Find each line holding the word "Miss" and give the number of such lines, nothing else.

▼

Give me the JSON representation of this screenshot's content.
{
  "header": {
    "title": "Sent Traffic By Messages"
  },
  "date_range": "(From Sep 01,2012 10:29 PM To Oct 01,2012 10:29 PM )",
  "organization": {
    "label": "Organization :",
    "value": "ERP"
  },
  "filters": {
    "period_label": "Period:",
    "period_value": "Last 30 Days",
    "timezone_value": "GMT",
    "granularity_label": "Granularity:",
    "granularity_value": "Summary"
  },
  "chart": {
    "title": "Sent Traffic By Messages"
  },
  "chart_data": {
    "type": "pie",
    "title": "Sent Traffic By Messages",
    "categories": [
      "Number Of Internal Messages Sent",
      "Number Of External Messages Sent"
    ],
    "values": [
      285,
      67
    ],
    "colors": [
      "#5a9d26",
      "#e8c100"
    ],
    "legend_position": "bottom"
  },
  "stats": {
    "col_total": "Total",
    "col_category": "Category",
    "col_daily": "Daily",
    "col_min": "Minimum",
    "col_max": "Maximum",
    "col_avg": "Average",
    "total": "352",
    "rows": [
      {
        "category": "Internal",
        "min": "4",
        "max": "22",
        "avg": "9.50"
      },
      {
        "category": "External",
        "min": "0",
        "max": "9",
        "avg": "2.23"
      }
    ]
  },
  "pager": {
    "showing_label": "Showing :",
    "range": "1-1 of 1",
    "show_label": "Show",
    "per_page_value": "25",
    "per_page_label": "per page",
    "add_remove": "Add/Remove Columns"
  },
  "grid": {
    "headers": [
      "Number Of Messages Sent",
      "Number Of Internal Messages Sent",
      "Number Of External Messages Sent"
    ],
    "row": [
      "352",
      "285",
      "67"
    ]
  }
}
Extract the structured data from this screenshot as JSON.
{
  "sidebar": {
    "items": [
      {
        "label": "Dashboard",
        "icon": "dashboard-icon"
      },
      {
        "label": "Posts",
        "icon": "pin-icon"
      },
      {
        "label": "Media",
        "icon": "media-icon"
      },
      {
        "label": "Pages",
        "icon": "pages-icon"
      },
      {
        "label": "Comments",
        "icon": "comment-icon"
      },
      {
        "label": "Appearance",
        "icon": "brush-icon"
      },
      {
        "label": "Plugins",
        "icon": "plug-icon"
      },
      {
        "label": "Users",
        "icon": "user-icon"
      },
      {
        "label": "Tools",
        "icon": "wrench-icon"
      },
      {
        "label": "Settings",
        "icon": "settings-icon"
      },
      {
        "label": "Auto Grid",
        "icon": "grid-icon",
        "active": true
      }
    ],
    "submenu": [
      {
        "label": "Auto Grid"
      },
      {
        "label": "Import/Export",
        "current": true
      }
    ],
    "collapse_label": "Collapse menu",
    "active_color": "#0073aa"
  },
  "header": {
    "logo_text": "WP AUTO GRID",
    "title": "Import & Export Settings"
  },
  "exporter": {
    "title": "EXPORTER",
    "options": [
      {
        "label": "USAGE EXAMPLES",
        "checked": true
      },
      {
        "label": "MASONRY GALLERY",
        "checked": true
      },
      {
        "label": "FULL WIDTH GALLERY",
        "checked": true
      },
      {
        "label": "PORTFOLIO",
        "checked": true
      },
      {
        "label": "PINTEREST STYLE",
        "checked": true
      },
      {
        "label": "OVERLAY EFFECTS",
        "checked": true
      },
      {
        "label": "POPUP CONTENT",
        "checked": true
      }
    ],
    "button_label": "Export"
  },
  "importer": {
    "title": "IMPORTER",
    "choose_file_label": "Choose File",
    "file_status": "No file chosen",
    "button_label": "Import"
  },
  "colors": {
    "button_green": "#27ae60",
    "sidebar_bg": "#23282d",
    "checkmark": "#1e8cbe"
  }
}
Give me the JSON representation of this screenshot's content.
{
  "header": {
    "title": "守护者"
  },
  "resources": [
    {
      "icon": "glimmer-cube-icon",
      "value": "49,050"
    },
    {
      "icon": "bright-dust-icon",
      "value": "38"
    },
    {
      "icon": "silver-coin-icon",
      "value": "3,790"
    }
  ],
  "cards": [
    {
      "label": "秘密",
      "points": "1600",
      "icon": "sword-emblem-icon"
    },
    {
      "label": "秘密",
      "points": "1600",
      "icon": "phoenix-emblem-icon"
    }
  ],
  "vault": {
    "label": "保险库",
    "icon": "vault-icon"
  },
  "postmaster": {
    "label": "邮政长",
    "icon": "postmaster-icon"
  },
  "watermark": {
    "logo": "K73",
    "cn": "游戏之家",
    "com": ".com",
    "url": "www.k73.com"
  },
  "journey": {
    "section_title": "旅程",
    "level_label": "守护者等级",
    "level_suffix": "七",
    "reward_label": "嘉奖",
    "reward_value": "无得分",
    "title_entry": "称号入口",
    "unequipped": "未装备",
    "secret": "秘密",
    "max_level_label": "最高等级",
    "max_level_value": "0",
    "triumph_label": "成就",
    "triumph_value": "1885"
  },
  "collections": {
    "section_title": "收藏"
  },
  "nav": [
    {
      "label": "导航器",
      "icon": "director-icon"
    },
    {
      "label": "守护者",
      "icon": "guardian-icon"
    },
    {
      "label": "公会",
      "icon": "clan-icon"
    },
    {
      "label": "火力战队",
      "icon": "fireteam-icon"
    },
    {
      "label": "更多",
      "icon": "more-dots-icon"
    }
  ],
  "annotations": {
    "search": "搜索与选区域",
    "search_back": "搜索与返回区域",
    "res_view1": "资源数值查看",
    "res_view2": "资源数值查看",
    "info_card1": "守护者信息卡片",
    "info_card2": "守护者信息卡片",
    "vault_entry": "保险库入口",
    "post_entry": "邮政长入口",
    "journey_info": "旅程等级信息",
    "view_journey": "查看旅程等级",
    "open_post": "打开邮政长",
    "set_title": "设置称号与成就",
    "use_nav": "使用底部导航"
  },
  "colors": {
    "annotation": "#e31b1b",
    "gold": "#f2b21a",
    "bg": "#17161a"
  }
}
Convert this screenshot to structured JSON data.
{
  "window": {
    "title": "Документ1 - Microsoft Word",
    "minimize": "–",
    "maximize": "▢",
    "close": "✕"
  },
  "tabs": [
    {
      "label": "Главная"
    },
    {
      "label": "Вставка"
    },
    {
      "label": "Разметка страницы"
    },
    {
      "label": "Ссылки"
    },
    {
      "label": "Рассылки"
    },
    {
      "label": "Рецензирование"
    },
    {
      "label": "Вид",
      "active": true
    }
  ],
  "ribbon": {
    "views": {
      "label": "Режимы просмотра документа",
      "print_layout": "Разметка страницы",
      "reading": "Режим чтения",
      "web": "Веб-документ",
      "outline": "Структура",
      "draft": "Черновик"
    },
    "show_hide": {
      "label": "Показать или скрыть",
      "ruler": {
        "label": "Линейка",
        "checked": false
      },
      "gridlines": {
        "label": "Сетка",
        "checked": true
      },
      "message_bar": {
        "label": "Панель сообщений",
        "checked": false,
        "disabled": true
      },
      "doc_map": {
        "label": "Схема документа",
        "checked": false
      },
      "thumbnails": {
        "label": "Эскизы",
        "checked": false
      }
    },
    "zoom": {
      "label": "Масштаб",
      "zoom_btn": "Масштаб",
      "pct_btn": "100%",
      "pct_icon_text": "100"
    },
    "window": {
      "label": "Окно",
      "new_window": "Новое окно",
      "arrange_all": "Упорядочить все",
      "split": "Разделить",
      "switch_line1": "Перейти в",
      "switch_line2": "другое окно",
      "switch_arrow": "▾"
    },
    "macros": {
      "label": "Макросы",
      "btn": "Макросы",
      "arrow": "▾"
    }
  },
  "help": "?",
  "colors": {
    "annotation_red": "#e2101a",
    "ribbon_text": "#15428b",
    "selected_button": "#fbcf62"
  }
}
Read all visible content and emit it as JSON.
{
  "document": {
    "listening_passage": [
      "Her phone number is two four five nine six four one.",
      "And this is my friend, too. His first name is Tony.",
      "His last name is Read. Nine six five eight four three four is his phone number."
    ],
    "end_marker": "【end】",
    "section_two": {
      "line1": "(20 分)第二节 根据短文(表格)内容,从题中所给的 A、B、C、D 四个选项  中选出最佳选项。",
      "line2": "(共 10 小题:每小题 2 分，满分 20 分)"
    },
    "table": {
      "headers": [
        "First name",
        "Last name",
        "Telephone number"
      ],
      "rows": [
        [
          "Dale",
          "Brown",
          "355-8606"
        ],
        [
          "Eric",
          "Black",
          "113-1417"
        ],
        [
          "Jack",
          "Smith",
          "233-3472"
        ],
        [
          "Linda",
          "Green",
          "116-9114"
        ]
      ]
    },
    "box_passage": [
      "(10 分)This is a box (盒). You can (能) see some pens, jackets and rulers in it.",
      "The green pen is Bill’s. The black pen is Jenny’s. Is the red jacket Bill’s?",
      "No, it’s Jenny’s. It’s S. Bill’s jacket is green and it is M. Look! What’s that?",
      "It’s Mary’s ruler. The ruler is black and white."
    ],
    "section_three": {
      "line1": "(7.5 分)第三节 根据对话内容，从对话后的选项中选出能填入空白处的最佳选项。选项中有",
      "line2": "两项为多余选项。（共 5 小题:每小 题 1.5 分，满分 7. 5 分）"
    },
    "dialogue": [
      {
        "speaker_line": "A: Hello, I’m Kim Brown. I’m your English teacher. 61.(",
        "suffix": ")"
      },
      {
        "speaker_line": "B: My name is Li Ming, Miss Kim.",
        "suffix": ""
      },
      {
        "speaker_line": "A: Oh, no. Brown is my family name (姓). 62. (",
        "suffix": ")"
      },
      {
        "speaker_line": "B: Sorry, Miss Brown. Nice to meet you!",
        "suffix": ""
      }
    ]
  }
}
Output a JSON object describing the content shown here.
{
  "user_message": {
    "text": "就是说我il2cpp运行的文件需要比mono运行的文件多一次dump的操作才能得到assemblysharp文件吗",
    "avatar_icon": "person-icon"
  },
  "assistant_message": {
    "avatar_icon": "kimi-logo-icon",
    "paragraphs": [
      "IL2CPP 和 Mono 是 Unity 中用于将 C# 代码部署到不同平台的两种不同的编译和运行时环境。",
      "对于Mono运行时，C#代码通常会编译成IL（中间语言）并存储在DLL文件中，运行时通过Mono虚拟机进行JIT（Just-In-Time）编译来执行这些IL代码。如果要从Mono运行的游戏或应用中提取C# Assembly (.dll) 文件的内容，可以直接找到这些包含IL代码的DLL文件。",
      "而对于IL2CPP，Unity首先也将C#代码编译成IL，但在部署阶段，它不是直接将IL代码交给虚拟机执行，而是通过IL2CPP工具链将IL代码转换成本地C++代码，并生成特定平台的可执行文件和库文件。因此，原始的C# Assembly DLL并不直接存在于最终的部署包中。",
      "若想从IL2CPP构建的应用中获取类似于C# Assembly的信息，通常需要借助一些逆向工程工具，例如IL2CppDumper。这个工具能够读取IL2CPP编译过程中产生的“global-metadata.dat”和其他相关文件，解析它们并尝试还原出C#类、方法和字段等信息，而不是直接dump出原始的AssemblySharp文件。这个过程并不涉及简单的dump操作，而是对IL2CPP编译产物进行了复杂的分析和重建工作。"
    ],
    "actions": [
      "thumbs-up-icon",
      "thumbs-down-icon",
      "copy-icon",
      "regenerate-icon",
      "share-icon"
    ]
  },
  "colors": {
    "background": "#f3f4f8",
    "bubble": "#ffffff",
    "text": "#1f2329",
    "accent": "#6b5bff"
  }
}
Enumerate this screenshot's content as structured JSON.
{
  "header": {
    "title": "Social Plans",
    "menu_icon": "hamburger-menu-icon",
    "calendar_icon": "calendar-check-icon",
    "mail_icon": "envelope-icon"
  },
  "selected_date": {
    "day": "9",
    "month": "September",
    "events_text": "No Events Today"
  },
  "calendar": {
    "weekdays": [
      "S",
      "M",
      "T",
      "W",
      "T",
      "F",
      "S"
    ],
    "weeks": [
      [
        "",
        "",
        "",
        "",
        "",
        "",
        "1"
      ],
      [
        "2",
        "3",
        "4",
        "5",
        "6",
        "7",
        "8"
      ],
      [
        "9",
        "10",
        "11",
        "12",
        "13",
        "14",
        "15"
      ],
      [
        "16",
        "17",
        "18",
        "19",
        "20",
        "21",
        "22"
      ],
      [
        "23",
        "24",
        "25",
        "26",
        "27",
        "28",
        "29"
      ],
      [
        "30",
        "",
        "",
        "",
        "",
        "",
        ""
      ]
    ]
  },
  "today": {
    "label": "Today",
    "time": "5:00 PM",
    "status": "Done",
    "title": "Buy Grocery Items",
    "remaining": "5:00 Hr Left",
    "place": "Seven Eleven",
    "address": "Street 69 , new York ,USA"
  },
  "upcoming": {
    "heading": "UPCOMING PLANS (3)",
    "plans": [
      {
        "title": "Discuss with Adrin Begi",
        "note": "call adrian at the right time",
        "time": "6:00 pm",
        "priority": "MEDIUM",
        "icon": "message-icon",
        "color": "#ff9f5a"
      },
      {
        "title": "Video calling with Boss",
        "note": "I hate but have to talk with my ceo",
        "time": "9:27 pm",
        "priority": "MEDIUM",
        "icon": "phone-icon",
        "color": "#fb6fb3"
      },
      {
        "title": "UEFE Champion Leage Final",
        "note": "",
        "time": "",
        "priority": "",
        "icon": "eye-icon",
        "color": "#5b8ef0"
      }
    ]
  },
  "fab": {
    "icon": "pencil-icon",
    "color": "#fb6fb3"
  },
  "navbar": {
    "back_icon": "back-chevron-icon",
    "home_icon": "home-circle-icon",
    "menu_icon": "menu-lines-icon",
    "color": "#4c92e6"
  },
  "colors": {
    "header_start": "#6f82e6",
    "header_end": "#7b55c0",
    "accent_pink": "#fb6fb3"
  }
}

▲

**Result for this exercise**
2